---- Document passage

Slightly more flexible way to do conversion is to use <tt>eval()</tt>

In [None]:
import numpy as np
x = 5
age = input('What is your age ? ')
number = eval(age)
print (type(number))
print('You are',number,'years old')

#Try type a fractional number

##### Most often, you would want to enter several values and parse them. Use string method *split()*:
But pay attention: the parsing is pretty rudimantary ! (examples)

In [None]:
s = input('Enter coordinates (x,y,z):')
print(s)
[x,y,z] = s.split(',')  # what type of data does split return?

print ("x=",x,"y=",y,"z=",z)
print (type(x), type(y), type(z))

# more on string operations in python
# https://docs.python.org/3/library/stdtypes.html#string-methods

Sometimes you would want to convert to float or int immediately, so can use list comprehension:

In [None]:
s = input('Enter coordinates (x,y,z):')
mylist = s.split(',')
print(mylist)
print(type(mylist))
print(type(mylist[0]))

#listOfFloats = [float(var) for var in mylist]
#print(listOfFloats)


[x,y,z] = [float(var) for var in mylist] 
print ("x=",x,"y=",y,"z=",z)
print (type(x), type(y), type(z))
print('x squared = ',x**2)

of course there is no need to type the string from the prompt

In [None]:
s = '4312, 5.90, 12'
newlist = s.split(',')
for var in newlist:
    a = float(var)
    print(a)
    
[x,y,z] = [float(var) for var in newlist]
print(x,y,z)
print( type(x), type(y) , type(z))

### Reading and writing files


### Part I: ASCII files

ASCII stands for American Standard Code for Information Interchange -- which developed standards for encoding text and control information in files as far back as 1967. These standards are still in use today. 

* ##### Think of ASCII files as text files.

--------
---- Data segment

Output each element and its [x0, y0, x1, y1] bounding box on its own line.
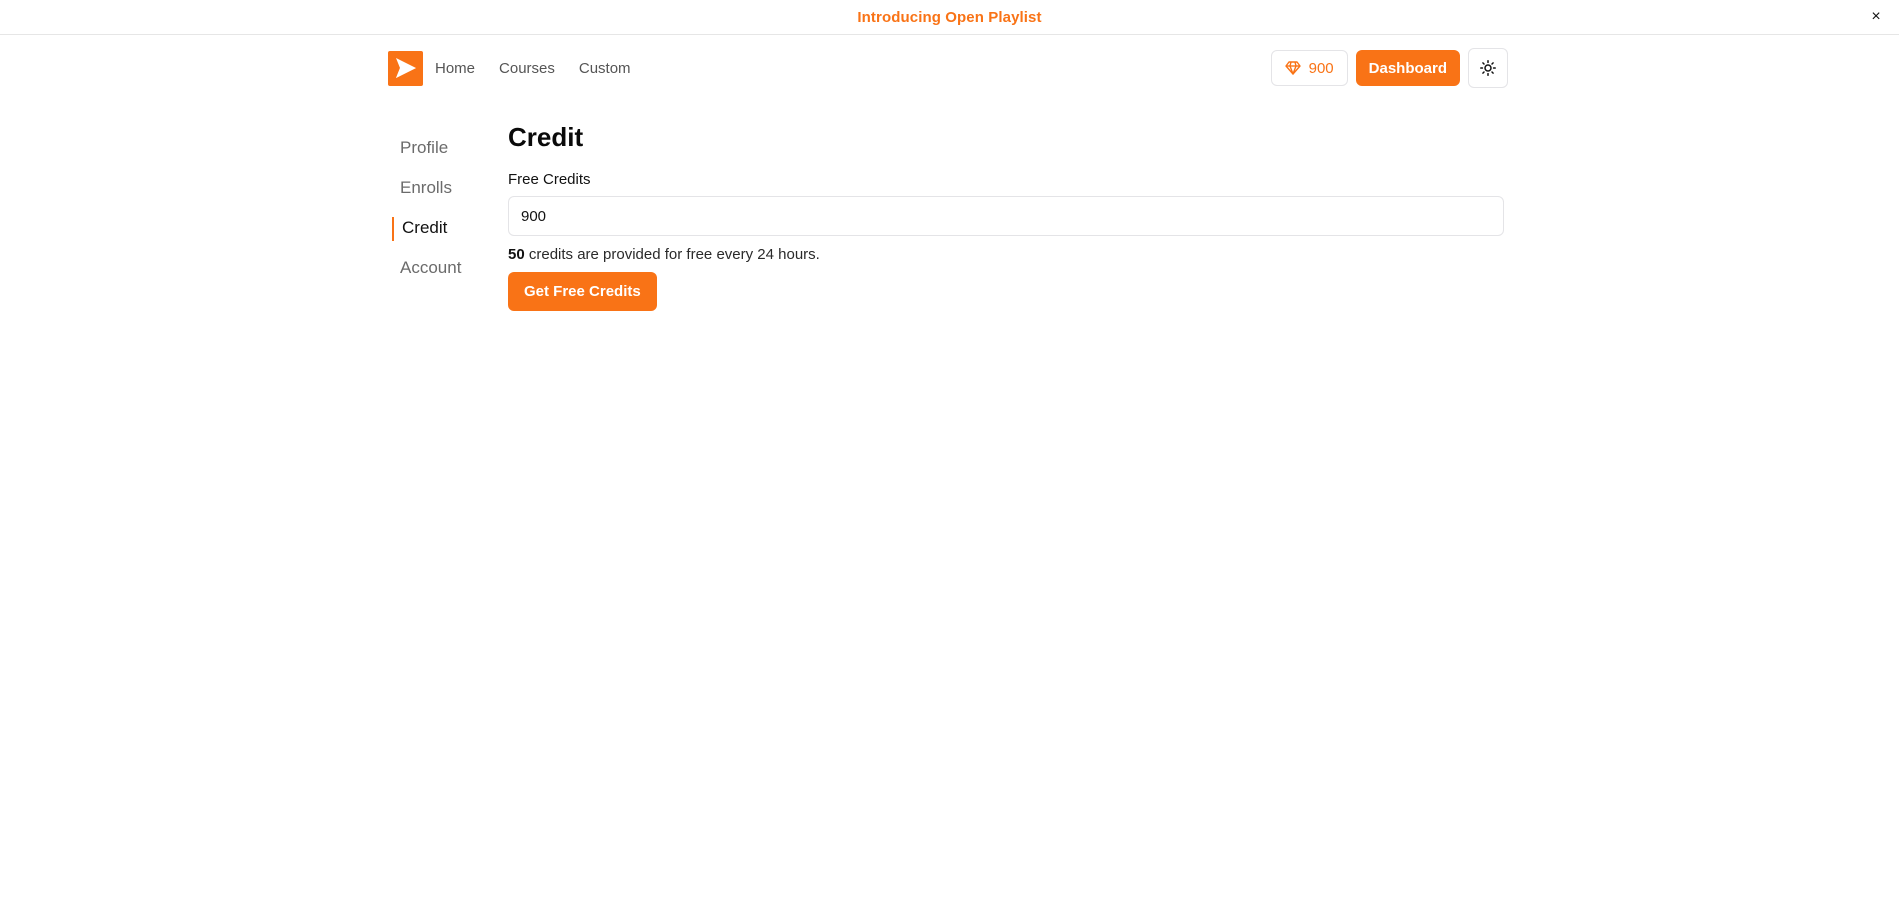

--------

» **Short task 1**
Answer each question from the text on Python input parsing, one answer to a line, marked (a), (b), (c) to match.
(a) Which function does the text call a slightly more flexible way to do conversion?
(b) Which string method does it use to parse several entered values?
(c) What does ASCII stand for, and in what year does the text say its standards were developed?
» **Short task 2**
Resume the text on Python input parsing after its final sentence, carrying on its section on ASCII files.

» **Right answer 1**
(a) eval()
(b) split()
(c) American Standard Code for Information Interchange; as far back as 1967

» **Right answer 2**
    * You can open them using a text editor (like vim or emacs in Unix, Notepad in Windows, or TextEdit on a Mac) and read the information they contain directly. 
    * There are a few ways to produce these files, and to read them once they've been produced. 

* ##### In Python, the simplest way to handle ASCII is to use file objects. 

    *Let's give it a try. We create a file object by calling the function `open( filename, access_mode )` and assigning its return value to a variable (usually `f`). 
    This variable is often called a "file descriptor", or a "handle". It keeps information about the current state of the file, and also allows operating on the file, e.g. for reading or writing. 

The argument `filename` just specifices the name of the file we're interested in, and `access_mode` tells Python what we plan to do with that file:  
   * 'r': read the file  
   * 'w': write to the file (creates a new file, or clears an existing file)
   * 'a': append the file  
     
Note that both arguments should be strings.
For full syntax and special arguments, see documentation at https://docs.python.org/3/library/functions.html#open

In [None]:
f = open( 'welcome.txt', 'w' )
print(f)    # see what we got

In [None]:
# Let's see what's created in your current directory 
%ls -ltr


In [None]:
f.write('One more line\n')
f.write('And another\n')

In [None]:
# straight to print out the context of an ASCII file
# in UNIX

os.system("cat welcome.txt")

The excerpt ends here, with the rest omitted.